**REQUIRED TASK**
Output the full material exactly as it appears here.

------------------------------------

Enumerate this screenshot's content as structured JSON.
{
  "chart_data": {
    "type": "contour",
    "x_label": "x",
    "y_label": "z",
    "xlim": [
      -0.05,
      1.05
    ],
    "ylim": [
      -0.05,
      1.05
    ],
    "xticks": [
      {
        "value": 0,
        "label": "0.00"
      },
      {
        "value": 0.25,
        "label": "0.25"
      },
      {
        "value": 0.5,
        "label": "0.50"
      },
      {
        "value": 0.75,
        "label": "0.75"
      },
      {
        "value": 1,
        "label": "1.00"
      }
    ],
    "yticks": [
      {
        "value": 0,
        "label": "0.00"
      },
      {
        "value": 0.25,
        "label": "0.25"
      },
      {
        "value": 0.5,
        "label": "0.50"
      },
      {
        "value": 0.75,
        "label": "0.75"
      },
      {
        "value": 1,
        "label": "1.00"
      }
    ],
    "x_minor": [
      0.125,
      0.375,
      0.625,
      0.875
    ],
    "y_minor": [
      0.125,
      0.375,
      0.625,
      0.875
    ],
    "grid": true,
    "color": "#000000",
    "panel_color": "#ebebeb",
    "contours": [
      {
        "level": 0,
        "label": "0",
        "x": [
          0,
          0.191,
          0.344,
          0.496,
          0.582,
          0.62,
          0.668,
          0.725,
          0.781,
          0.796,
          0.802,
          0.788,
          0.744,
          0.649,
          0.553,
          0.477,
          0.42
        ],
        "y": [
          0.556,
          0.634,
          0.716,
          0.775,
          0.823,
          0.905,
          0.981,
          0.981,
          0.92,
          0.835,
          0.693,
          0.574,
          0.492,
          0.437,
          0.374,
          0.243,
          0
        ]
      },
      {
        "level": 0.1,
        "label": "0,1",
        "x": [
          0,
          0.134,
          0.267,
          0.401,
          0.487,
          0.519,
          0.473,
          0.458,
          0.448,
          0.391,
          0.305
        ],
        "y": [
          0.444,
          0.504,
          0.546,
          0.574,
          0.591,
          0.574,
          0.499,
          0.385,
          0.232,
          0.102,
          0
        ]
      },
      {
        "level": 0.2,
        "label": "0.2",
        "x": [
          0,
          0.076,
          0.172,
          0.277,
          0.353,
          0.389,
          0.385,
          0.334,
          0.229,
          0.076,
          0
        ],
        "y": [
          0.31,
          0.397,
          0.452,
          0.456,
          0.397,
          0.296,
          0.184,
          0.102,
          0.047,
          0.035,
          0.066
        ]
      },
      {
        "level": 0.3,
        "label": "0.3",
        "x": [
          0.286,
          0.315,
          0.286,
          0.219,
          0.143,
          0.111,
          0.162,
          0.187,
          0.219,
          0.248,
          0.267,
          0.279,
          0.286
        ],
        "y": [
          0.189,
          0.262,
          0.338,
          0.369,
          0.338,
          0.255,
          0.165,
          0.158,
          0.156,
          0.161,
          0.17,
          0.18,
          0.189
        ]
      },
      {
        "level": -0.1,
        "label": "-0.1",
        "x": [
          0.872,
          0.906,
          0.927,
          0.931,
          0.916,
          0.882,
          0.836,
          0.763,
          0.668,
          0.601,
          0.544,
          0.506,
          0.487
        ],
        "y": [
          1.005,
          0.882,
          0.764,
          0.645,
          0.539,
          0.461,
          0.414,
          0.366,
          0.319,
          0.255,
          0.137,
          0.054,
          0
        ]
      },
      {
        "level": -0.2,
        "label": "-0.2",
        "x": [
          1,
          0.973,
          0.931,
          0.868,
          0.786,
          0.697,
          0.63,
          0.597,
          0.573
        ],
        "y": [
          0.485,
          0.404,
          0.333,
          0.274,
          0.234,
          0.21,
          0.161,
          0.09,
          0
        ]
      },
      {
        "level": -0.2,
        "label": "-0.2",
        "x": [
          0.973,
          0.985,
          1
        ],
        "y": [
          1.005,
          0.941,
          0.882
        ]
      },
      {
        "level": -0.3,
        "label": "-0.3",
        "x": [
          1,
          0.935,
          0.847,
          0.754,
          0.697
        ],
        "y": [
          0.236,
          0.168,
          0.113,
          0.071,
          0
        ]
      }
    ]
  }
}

------------------------------------

**EXERCISE ANSWER**
Enumerate this screenshot's content as structured JSON.
{
  "chart_data": {
    "type": "contour",
    "x_label": "x",
    "y_label": "z",
    "xlim": [
      -0.05,
      1.05
    ],
    "ylim": [
      -0.05,
      1.05
    ],
    "xticks": [
      {
        "value": 0,
        "label": "0.00"
      },
      {
        "value": 0.25,
        "label": "0.25"
      },
      {
        "value": 0.5,
        "label": "0.50"
      },
      {
        "value": 0.75,
        "label": "0.75"
      },
      {
        "value": 1,
        "label": "1.00"
      }
    ],
    "yticks": [
      {
        "value": 0,
        "label": "0.00"
      },
      {
        "value": 0.25,
        "label": "0.25"
      },
      {
        "value": 0.5,
        "label": "0.50"
      },
      {
        "value": 0.75,
        "label": "0.75"
      },
      {
        "value": 1,
        "label": "1.00"
      }
    ],
    "x_minor": [
      0.125,
      0.375,
      0.625,
      0.875
    ],
    "y_minor": [
      0.125,
      0.375,
      0.625,
      0.875
    ],
    "grid": true,
    "color": "#000000",
    "panel_color": "#ebebeb",
    "contours": [
      {
        "level": 0,
        "label": "0",
        "x": [
          0,
          0.191,
          0.344,
          0.496,
          0.582,
          0.62,
          0.668,
          0.725,
          0.781,
          0.796,
          0.802,
          0.788,
          0.744,
          0.649,
          0.553,
          0.477,
          0.42
        ],
        "y": [
          0.556,
          0.634,
          0.716,
          0.775,
          0.823,
          0.905,
          0.981,
          0.981,
          0.92,
          0.835,
          0.693,
          0.574,
          0.492,
          0.437,
          0.374,
          0.243,
          0
        ]
      },
      {
        "level": 0.1,
        "label": "0,1",
        "x": [
          0,
          0.134,
          0.267,
          0.401,
          0.487,
          0.519,
          0.473,
          0.458,
          0.448,
          0.391,
          0.305
        ],
        "y": [
          0.444,
          0.504,
          0.546,
          0.574,
          0.591,
          0.574,
          0.499,
          0.385,
          0.232,
          0.102,
          0
        ]
      },
      {
        "level": 0.2,
        "label": "0.2",
        "x": [
          0,
          0.076,
          0.172,
          0.277,
          0.353,
          0.389,
          0.385,
          0.334,
          0.229,
          0.076,
          0
        ],
        "y": [
          0.31,
          0.397,
          0.452,
          0.456,
          0.397,
          0.296,
          0.184,
          0.102,
          0.047,
          0.035,
          0.066
        ]
      },
      {
        "level": 0.3,
        "label": "0.3",
        "x": [
          0.286,
          0.315,
          0.286,
          0.219,
          0.143,
          0.111,
          0.162,
          0.187,
          0.219,
          0.248,
          0.267,
          0.279,
          0.286
        ],
        "y": [
          0.189,
          0.262,
          0.338,
          0.369,
          0.338,
          0.255,
          0.165,
          0.158,
          0.156,
          0.161,
          0.17,
          0.18,
          0.189
        ]
      },
      {
        "level": -0.1,
        "label": "-0.1",
        "x": [
          0.872,
          0.906,
          0.927,
          0.931,
          0.916,
          0.882,
          0.836,
          0.763,
          0.668,
          0.601,
          0.544,
          0.506,
          0.487
        ],
        "y": [
          1.005,
          0.882,
          0.764,
          0.645,
          0.539,
          0.461,
          0.414,
          0.366,
          0.319,
          0.255,
          0.137,
          0.054,
          0
        ]
      },
      {
        "level": -0.2,
        "label": "-0.2",
        "x": [
          1,
          0.973,
          0.931,
          0.868,
          0.786,
          0.697,
          0.63,
          0.597,
          0.573
        ],
        "y": [
          0.485,
          0.404,
          0.333,
          0.274,
          0.234,
          0.21,
          0.161,
          0.09,
          0
        ]
      },
      {
        "level": -0.2,
        "label": "-0.2",
        "x": [
          0.973,
          0.985,
          1
        ],
        "y": [
          1.005,
          0.941,
          0.882
        ]
      },
      {
        "level": -0.3,
        "label": "-0.3",
        "x": [
          1,
          0.935,
          0.847,
          0.754,
          0.697
        ],
        "y": [
          0.236,
          0.168,
          0.113,
          0.071,
          0
        ]
      }
    ]
  }
}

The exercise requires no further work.